» Provided information
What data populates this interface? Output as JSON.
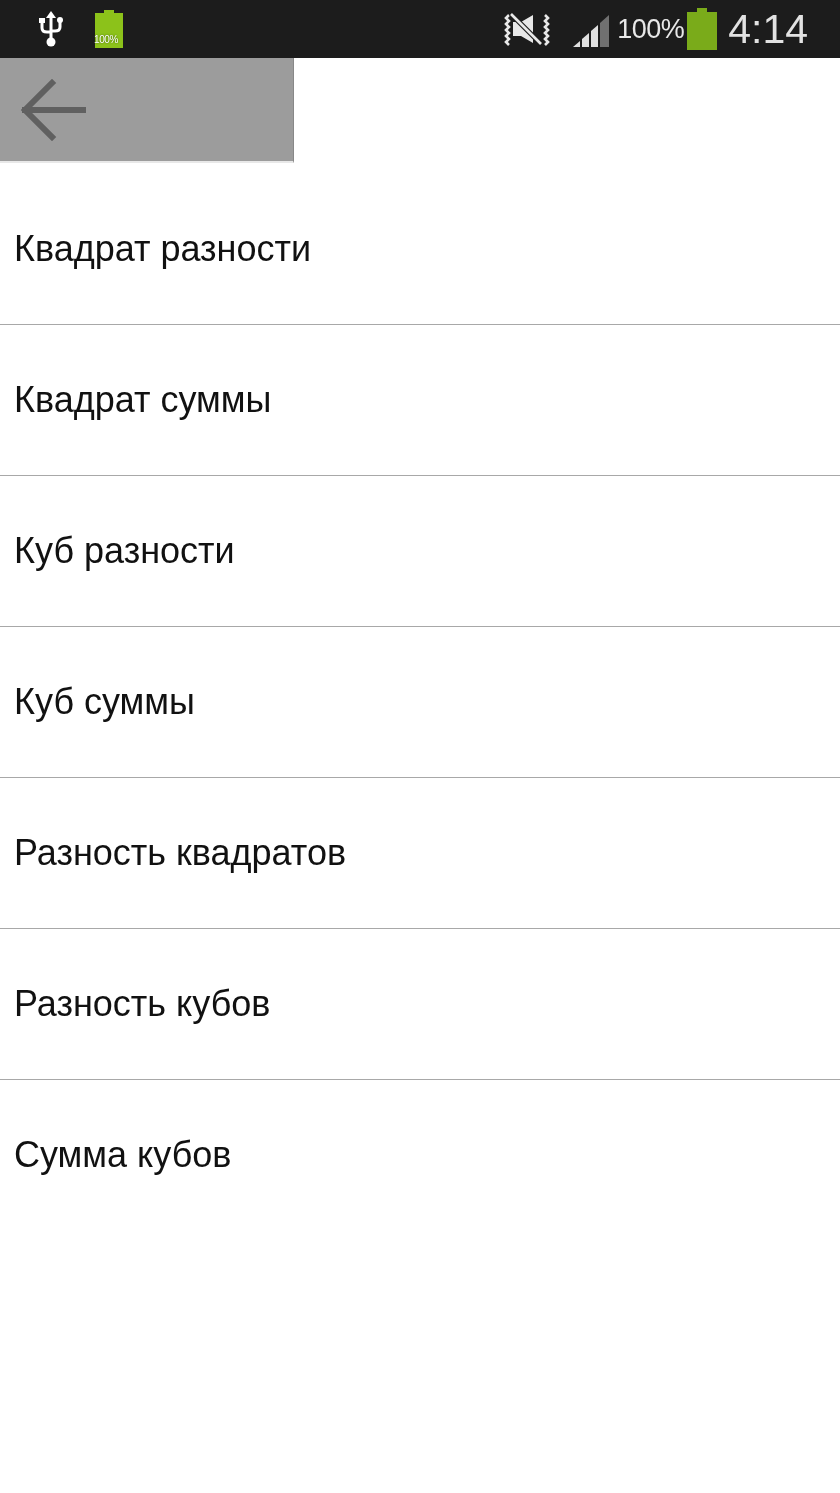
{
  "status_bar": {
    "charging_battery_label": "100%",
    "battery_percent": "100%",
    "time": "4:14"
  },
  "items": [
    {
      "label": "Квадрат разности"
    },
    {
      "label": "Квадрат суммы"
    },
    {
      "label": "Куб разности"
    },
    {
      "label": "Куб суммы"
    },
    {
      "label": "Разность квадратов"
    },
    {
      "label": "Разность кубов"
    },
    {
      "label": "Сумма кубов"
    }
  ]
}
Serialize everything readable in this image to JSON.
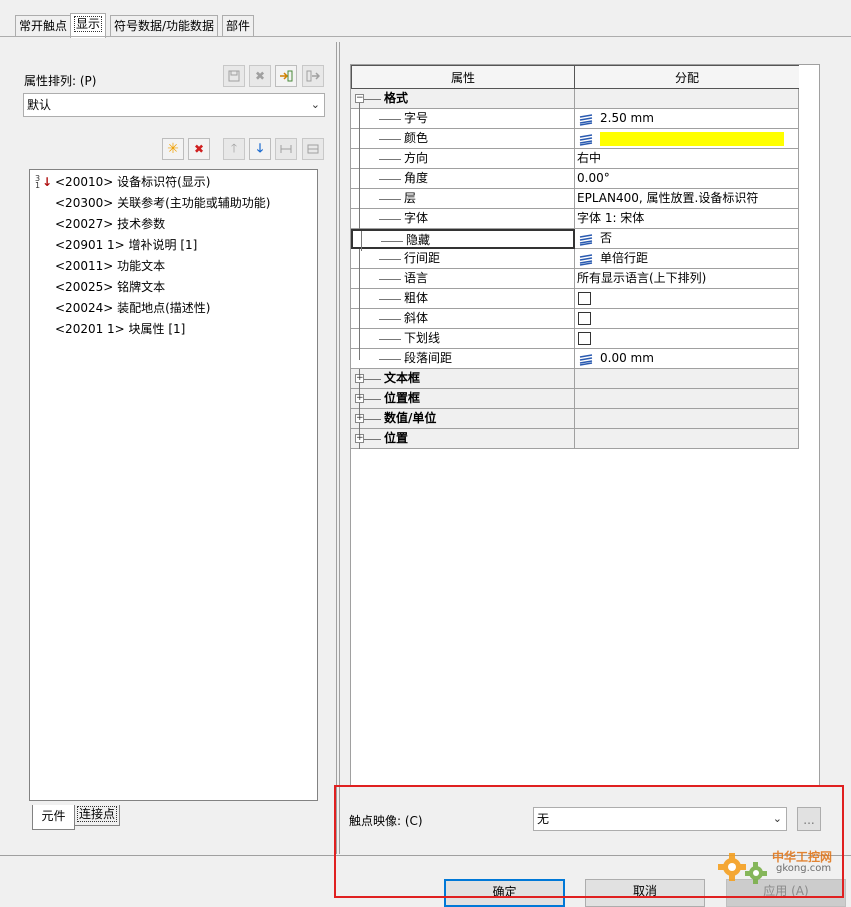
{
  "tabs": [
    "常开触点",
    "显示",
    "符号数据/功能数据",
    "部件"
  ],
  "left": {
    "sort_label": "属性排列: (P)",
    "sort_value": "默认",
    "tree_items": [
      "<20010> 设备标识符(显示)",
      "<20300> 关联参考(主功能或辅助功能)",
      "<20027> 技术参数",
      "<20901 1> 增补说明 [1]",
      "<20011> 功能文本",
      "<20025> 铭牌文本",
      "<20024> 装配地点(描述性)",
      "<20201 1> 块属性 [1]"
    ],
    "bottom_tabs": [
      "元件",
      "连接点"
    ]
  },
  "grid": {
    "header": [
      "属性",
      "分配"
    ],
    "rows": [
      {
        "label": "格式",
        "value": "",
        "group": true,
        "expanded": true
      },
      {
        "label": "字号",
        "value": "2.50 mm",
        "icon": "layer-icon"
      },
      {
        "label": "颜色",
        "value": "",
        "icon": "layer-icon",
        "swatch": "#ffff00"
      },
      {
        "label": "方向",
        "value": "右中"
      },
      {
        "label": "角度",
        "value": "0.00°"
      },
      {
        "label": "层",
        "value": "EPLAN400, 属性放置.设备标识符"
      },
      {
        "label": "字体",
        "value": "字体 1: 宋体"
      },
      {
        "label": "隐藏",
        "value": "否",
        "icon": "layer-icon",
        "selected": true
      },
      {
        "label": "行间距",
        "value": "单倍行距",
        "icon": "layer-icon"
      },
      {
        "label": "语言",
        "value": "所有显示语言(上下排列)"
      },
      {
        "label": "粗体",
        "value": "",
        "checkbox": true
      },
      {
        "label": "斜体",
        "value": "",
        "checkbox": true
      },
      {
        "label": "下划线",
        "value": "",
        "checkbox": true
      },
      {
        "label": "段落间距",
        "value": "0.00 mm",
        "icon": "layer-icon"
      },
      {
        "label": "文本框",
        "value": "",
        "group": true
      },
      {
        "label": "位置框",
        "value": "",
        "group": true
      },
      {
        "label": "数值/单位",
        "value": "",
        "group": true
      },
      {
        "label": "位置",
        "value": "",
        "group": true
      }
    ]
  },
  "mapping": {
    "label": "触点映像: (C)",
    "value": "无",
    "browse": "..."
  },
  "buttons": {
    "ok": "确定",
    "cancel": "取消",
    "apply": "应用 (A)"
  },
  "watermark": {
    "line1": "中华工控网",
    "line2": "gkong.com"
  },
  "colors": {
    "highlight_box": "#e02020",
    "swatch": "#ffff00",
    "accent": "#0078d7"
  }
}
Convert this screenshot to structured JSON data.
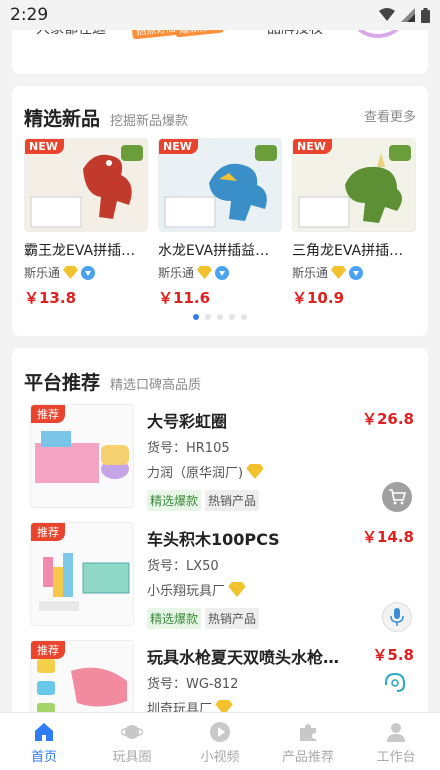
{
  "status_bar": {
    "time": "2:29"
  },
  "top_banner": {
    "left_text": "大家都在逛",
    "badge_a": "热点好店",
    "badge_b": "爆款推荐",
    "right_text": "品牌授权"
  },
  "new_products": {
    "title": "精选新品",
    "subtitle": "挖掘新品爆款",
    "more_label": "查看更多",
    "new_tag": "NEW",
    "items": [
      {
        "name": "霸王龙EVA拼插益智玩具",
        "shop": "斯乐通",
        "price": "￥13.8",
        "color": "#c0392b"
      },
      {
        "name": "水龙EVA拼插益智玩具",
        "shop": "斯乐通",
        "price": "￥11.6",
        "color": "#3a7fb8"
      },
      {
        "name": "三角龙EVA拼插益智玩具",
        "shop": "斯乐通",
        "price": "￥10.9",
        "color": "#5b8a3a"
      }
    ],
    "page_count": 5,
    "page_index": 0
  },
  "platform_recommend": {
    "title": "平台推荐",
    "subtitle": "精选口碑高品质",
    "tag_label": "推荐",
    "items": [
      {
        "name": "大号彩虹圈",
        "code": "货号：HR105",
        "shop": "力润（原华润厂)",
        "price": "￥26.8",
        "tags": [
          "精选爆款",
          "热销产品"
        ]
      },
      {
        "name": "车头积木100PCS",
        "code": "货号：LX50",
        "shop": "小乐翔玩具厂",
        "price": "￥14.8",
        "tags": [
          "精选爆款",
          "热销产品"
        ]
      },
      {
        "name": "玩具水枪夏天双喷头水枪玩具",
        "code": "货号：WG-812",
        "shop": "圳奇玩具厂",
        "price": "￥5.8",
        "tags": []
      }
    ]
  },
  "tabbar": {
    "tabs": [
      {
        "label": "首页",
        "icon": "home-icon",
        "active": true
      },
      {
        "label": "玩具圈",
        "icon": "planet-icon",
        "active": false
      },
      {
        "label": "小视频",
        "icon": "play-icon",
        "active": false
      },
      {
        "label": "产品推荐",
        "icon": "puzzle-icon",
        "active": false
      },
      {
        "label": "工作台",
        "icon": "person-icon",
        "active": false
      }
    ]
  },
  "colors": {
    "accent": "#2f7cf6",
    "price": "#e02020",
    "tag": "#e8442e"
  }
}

» Instruction
Extract all the entries word for word; omit any pictures.

» Output of the exercise
What data populates this interface? Output as JSON.
{
  "status_bar": {
    "charging_battery_label": "100%",
    "battery_percent": "100%",
    "time": "4:14"
  },
  "items": [
    {
      "label": "Квадрат разности"
    },
    {
      "label": "Квадрат суммы"
    },
    {
      "label": "Куб разности"
    },
    {
      "label": "Куб суммы"
    },
    {
      "label": "Разность квадратов"
    },
    {
      "label": "Разность кубов"
    },
    {
      "label": "Сумма кубов"
    }
  ]
}
Serialize everything readable in this image to JSON.
{
  "tabs": [
    "常开触点",
    "显示",
    "符号数据/功能数据",
    "部件"
  ],
  "left": {
    "sort_label": "属性排列: (P)",
    "sort_value": "默认",
    "tree_items": [
      "<20010> 设备标识符(显示)",
      "<20300> 关联参考(主功能或辅助功能)",
      "<20027> 技术参数",
      "<20901 1> 增补说明 [1]",
      "<20011> 功能文本",
      "<20025> 铭牌文本",
      "<20024> 装配地点(描述性)",
      "<20201 1> 块属性 [1]"
    ],
    "bottom_tabs": [
      "元件",
      "连接点"
    ]
  },
  "grid": {
    "header": [
      "属性",
      "分配"
    ],
    "rows": [
      {
        "label": "格式",
        "value": "",
        "group": true,
        "expanded": true
      },
      {
        "label": "字号",
        "value": "2.50 mm",
        "icon": "layer-icon"
      },
      {
        "label": "颜色",
        "value": "",
        "icon": "layer-icon",
        "swatch": "#ffff00"
      },
      {
        "label": "方向",
        "value": "右中"
      },
      {
        "label": "角度",
        "value": "0.00°"
      },
      {
        "label": "层",
        "value": "EPLAN400, 属性放置.设备标识符"
      },
      {
        "label": "字体",
        "value": "字体 1: 宋体"
      },
      {
        "label": "隐藏",
        "value": "否",
        "icon": "layer-icon",
        "selected": true
      },
      {
        "label": "行间距",
        "value": "单倍行距",
        "icon": "layer-icon"
      },
      {
        "label": "语言",
        "value": "所有显示语言(上下排列)"
      },
      {
        "label": "粗体",
        "value": "",
        "checkbox": true
      },
      {
        "label": "斜体",
        "value": "",
        "checkbox": true
      },
      {
        "label": "下划线",
        "value": "",
        "checkbox": true
      },
      {
        "label": "段落间距",
        "value": "0.00 mm",
        "icon": "layer-icon"
      },
      {
        "label": "文本框",
        "value": "",
        "group": true
      },
      {
        "label": "位置框",
        "value": "",
        "group": true
      },
      {
        "label": "数值/单位",
        "value": "",
        "group": true
      },
      {
        "label": "位置",
        "value": "",
        "group": true
      }
    ]
  },
  "mapping": {
    "label": "触点映像: (C)",
    "value": "无",
    "browse": "..."
  },
  "buttons": {
    "ok": "确定",
    "cancel": "取消",
    "apply": "应用 (A)"
  },
  "watermark": {
    "line1": "中华工控网",
    "line2": "gkong.com"
  },
  "colors": {
    "highlight_box": "#e02020",
    "swatch": "#ffff00",
    "accent": "#0078d7"
  }
}
Convert this screenshot to structured JSON data.
{
  "status_bar": {
    "time": "2:29"
  },
  "top_banner": {
    "left_text": "大家都在逛",
    "badge_a": "热点好店",
    "badge_b": "爆款推荐",
    "right_text": "品牌授权"
  },
  "new_products": {
    "title": "精选新品",
    "subtitle": "挖掘新品爆款",
    "more_label": "查看更多",
    "new_tag": "NEW",
    "items": [
      {
        "name": "霸王龙EVA拼插益智玩具",
        "shop": "斯乐通",
        "price": "￥13.8",
        "color": "#c0392b"
      },
      {
        "name": "水龙EVA拼插益智玩具",
        "shop": "斯乐通",
        "price": "￥11.6",
        "color": "#3a7fb8"
      },
      {
        "name": "三角龙EVA拼插益智玩具",
        "shop": "斯乐通",
        "price": "￥10.9",
        "color": "#5b8a3a"
      }
    ],
    "page_count": 5,
    "page_index": 0
  },
  "platform_recommend": {
    "title": "平台推荐",
    "subtitle": "精选口碑高品质",
    "tag_label": "推荐",
    "items": [
      {
        "name": "大号彩虹圈",
        "code": "货号：HR105",
        "shop": "力润（原华润厂)",
        "price": "￥26.8",
        "tags": [
          "精选爆款",
          "热销产品"
        ]
      },
      {
        "name": "车头积木100PCS",
        "code": "货号：LX50",
        "shop": "小乐翔玩具厂",
        "price": "￥14.8",
        "tags": [
          "精选爆款",
          "热销产品"
        ]
      },
      {
        "name": "玩具水枪夏天双喷头水枪玩具",
        "code": "货号：WG-812",
        "shop": "圳奇玩具厂",
        "price": "￥5.8",
        "tags": []
      }
    ]
  },
  "tabbar": {
    "tabs": [
      {
        "label": "首页",
        "icon": "home-icon",
        "active": true
      },
      {
        "label": "玩具圈",
        "icon": "planet-icon",
        "active": false
      },
      {
        "label": "小视频",
        "icon": "play-icon",
        "active": false
      },
      {
        "label": "产品推荐",
        "icon": "puzzle-icon",
        "active": false
      },
      {
        "label": "工作台",
        "icon": "person-icon",
        "active": false
      }
    ]
  },
  "colors": {
    "accent": "#2f7cf6",
    "price": "#e02020",
    "tag": "#e8442e"
  }
}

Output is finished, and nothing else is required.